Goal: Your answer should be a single number: the count of lines in the material below that hold "расходы".

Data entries
+===+

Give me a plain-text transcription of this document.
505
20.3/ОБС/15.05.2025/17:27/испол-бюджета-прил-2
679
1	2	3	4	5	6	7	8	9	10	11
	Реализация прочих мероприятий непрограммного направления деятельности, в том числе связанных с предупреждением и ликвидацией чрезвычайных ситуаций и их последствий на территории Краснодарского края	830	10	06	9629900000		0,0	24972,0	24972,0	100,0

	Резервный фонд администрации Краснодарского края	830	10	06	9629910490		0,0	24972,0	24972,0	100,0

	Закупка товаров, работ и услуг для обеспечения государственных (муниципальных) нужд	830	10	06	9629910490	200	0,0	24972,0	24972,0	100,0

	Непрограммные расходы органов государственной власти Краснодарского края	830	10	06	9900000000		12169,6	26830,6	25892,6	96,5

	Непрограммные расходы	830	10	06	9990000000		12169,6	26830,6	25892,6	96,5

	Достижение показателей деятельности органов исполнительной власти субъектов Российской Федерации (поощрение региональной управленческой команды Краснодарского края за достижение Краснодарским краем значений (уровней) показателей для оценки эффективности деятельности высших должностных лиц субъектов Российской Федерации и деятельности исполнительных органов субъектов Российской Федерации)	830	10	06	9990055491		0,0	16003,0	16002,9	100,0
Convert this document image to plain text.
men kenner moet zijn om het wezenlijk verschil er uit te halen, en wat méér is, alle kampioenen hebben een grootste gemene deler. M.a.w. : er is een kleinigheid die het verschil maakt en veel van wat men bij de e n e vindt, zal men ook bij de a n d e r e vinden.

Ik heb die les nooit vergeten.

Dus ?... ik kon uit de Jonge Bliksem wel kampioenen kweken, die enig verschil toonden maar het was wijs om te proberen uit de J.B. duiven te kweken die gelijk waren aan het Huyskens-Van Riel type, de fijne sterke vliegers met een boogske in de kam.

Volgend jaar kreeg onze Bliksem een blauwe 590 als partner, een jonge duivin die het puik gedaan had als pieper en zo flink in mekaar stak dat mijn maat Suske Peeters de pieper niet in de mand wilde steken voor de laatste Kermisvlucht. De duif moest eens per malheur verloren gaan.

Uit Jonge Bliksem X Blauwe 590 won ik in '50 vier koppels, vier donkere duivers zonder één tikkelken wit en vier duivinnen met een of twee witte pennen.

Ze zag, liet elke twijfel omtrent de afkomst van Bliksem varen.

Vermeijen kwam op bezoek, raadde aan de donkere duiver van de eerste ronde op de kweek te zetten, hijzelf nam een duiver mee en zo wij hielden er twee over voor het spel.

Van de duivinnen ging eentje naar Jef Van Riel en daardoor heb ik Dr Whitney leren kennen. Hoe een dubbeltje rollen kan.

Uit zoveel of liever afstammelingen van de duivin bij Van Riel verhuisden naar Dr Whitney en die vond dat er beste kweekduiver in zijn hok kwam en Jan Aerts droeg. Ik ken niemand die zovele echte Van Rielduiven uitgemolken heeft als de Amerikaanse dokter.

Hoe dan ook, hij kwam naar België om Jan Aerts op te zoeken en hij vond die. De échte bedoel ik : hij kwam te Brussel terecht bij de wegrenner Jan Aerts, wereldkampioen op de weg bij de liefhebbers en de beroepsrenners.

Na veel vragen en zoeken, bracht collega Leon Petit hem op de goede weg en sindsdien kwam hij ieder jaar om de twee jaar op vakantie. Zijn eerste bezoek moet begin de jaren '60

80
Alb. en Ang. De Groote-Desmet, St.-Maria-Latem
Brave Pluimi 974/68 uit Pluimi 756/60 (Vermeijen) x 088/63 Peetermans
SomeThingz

+===+

The result: 2